> SET TASK
Check every line of the material below for the string "JSON", and return the ones that have it.

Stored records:
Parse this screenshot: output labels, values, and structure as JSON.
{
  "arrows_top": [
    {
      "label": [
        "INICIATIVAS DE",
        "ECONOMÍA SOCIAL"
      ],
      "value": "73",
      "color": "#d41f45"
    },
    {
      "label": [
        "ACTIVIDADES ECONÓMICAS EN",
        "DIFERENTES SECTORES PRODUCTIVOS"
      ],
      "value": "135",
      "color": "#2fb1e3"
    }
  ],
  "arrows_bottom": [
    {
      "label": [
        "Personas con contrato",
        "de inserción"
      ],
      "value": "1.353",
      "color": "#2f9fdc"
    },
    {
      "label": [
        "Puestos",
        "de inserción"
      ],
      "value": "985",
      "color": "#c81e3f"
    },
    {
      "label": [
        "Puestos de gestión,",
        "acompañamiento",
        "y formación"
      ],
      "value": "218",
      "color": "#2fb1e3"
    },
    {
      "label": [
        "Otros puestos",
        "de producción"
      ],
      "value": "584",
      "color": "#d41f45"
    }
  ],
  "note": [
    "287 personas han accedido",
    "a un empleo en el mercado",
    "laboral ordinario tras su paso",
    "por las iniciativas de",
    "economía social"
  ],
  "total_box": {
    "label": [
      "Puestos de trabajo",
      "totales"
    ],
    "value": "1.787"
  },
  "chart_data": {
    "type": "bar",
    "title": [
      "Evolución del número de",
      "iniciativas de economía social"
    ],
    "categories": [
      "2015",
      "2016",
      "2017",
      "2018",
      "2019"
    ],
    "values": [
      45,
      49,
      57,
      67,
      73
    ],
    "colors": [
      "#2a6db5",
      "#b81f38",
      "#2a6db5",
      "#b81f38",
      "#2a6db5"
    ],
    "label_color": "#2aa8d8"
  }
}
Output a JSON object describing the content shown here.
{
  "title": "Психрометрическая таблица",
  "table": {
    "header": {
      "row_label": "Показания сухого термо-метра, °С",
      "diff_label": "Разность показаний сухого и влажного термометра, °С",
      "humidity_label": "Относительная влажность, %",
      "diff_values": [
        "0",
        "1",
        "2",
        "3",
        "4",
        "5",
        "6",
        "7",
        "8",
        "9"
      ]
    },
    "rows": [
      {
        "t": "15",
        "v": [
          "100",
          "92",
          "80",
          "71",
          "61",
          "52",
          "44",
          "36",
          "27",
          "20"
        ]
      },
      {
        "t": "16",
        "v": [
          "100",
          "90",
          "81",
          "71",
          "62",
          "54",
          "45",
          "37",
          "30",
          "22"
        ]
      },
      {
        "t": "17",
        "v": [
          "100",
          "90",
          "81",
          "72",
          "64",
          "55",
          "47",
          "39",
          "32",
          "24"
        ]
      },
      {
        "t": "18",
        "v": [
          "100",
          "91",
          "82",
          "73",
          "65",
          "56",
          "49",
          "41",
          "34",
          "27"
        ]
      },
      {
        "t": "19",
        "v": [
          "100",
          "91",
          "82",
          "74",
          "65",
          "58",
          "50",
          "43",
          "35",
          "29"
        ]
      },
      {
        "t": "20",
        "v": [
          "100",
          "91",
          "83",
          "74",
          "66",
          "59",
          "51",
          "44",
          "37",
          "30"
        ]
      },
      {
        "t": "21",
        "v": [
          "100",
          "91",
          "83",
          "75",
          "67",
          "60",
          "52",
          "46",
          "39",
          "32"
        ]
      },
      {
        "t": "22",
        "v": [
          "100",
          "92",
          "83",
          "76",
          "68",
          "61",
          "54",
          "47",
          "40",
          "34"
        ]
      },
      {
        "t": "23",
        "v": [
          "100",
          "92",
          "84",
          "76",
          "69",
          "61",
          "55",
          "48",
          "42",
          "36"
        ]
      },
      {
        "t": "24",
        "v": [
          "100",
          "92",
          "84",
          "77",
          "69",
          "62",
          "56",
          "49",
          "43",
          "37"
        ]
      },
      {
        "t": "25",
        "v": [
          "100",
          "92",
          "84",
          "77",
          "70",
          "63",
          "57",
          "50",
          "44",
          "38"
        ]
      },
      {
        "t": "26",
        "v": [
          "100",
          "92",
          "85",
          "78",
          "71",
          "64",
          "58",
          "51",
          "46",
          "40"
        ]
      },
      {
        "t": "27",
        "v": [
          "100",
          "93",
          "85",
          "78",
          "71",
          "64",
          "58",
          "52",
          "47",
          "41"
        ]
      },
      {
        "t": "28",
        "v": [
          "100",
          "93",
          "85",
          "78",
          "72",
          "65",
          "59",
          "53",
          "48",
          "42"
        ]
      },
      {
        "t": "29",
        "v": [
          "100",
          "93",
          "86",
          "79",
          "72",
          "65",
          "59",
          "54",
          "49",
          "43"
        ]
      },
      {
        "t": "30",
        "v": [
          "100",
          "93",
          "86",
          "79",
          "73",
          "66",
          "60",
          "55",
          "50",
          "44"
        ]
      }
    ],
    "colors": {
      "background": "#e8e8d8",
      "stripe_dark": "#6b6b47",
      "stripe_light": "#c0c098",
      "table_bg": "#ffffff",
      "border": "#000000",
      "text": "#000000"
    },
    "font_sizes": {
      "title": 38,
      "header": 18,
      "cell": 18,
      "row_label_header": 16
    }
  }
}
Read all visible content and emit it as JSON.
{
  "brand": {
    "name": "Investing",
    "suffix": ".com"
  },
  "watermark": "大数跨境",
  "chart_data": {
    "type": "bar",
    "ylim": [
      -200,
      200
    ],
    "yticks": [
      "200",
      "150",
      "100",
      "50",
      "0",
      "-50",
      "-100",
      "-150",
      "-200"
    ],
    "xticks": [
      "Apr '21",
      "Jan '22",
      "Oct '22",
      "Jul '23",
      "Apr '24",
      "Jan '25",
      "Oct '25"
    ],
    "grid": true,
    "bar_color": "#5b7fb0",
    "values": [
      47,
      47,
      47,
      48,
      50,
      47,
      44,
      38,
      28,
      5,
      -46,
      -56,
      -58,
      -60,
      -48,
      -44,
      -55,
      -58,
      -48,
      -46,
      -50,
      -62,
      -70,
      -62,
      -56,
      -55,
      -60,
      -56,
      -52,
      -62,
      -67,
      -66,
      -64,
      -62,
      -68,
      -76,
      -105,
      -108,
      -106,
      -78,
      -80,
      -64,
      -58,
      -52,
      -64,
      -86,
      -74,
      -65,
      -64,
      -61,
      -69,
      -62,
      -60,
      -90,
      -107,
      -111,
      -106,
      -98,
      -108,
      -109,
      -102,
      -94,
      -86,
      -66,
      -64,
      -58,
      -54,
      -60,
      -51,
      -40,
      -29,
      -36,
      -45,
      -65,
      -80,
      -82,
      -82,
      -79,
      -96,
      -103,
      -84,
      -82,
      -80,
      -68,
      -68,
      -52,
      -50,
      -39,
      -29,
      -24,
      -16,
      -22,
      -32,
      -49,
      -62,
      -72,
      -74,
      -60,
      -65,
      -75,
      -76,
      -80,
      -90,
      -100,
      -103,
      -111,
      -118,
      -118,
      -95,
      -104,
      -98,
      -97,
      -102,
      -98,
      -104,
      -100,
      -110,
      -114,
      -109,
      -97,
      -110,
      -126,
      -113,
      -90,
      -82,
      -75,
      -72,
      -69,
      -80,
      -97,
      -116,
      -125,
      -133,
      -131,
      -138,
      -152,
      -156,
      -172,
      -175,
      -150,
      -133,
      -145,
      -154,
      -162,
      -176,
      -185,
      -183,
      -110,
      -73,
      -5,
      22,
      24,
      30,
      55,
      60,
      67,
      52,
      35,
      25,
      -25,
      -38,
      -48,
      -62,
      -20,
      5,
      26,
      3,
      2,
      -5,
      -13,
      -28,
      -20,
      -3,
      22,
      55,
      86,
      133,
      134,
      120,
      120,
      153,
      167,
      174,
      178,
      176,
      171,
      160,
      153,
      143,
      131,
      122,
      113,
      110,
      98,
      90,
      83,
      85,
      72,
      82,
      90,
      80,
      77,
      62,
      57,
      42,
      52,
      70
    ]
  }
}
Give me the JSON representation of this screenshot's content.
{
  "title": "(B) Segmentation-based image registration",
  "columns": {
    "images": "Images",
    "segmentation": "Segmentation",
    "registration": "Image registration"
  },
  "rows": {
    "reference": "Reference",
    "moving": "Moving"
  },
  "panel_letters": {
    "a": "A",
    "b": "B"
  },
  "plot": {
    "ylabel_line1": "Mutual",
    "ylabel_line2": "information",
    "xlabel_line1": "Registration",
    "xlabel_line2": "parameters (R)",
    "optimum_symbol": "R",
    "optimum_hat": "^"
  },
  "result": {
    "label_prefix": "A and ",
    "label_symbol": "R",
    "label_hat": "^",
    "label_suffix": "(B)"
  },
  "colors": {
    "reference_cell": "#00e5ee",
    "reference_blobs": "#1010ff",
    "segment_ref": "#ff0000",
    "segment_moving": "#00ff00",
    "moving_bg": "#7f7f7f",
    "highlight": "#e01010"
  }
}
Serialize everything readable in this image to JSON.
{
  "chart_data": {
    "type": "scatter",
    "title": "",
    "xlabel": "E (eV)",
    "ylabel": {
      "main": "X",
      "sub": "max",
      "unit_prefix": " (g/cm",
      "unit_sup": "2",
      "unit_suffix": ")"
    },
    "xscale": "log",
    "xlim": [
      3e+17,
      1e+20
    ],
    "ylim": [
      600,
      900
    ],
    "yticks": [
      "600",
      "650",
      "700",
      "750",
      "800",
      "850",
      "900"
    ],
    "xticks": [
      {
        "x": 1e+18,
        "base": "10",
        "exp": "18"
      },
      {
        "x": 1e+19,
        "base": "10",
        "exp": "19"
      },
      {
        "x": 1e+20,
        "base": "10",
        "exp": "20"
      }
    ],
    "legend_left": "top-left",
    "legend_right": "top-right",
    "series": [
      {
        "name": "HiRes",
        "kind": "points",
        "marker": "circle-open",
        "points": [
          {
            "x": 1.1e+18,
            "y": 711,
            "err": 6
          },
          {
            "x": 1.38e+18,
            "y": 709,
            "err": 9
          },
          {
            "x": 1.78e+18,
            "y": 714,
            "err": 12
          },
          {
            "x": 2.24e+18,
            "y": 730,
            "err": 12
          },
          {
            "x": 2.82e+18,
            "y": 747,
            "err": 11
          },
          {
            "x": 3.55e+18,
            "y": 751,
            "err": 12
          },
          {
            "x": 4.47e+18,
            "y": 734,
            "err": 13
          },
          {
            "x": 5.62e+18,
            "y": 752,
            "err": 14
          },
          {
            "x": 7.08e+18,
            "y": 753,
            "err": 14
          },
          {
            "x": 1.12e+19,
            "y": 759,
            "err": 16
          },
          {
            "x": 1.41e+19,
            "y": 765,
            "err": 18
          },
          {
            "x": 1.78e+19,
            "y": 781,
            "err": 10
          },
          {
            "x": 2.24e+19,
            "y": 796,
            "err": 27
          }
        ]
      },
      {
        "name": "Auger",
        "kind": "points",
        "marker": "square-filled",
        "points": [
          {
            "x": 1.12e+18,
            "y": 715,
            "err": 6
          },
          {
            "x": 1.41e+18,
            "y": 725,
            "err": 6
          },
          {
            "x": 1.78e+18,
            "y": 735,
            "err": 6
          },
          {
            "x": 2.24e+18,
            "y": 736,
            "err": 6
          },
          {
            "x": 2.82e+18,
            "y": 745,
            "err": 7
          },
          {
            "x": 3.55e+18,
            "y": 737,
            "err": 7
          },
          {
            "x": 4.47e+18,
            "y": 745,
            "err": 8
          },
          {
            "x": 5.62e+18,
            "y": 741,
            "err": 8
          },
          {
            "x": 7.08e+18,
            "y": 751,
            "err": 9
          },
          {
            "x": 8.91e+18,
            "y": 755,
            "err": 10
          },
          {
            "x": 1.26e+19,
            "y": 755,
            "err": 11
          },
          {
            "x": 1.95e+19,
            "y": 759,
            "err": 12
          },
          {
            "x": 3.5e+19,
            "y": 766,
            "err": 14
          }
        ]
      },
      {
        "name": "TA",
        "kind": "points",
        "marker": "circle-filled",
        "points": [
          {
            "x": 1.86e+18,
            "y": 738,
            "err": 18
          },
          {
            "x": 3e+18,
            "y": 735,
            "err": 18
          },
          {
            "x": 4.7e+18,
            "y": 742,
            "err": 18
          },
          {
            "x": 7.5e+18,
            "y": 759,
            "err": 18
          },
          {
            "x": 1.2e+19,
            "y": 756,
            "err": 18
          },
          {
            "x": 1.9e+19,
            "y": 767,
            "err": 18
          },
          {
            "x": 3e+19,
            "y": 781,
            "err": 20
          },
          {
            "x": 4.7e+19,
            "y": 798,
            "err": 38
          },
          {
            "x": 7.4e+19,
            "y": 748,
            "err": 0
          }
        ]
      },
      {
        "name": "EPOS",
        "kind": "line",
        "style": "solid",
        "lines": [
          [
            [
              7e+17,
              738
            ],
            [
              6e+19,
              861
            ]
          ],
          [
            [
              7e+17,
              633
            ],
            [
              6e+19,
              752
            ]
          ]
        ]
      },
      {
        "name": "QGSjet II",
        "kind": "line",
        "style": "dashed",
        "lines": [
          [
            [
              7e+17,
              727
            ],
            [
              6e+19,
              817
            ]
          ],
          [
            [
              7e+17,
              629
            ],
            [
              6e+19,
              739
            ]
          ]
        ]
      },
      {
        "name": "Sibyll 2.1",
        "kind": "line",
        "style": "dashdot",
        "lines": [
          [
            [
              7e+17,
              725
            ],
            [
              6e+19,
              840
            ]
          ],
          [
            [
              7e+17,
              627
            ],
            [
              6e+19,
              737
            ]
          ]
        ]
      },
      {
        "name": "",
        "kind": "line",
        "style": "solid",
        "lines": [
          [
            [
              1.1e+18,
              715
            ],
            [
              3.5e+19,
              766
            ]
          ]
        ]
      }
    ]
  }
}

> COMPLETED EXERCISE
Parse this screenshot: output labels, values, and structure as JSON.
Output a JSON object describing the content shown here.
Read all visible content and emit it as JSON.
Give me the JSON representation of this screenshot's content.
Serialize everything readable in this image to JSON.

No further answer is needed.